[THE REQUEST] Go through the entries and say how many lines contain the string "that". The number is the whole answer.

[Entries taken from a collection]
______________________________

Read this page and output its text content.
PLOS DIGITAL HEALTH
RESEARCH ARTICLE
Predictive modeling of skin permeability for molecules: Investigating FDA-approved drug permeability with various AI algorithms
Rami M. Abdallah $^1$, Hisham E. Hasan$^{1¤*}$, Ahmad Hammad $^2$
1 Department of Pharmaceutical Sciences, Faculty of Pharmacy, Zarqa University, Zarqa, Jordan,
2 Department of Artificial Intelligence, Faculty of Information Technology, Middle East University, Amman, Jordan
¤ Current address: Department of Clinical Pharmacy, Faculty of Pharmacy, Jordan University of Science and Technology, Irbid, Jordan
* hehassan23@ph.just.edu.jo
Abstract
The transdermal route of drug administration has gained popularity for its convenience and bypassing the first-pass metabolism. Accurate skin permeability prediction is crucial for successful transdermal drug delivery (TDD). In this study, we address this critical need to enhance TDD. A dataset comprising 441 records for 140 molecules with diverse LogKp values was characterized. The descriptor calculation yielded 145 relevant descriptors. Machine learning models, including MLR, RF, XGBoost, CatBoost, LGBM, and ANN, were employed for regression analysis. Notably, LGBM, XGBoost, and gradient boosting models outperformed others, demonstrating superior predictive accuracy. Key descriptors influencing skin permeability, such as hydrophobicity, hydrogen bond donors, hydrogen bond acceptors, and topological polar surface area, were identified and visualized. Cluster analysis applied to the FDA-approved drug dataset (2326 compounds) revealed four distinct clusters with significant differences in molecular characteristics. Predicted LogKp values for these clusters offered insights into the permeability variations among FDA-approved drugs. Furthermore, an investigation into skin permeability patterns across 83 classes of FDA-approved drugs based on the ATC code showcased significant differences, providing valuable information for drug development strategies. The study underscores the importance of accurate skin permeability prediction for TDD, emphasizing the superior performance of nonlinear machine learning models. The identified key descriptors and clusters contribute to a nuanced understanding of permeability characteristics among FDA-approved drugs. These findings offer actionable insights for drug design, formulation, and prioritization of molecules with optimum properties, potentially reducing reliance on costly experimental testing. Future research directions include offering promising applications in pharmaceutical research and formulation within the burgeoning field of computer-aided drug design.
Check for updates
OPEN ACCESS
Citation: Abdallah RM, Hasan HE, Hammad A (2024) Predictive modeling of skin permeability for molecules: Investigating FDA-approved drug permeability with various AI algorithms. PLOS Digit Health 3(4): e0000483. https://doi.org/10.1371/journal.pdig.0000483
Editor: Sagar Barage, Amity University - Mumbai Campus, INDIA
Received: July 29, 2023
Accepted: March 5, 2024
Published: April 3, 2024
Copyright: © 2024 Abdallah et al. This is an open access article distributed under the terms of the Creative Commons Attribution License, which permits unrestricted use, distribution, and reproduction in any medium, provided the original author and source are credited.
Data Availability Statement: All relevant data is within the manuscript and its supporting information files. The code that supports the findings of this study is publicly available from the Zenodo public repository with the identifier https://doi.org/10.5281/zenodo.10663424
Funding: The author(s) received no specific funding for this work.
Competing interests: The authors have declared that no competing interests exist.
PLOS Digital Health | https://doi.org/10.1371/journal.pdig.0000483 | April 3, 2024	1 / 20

______________________________

[CORRECT OUTPUT] 2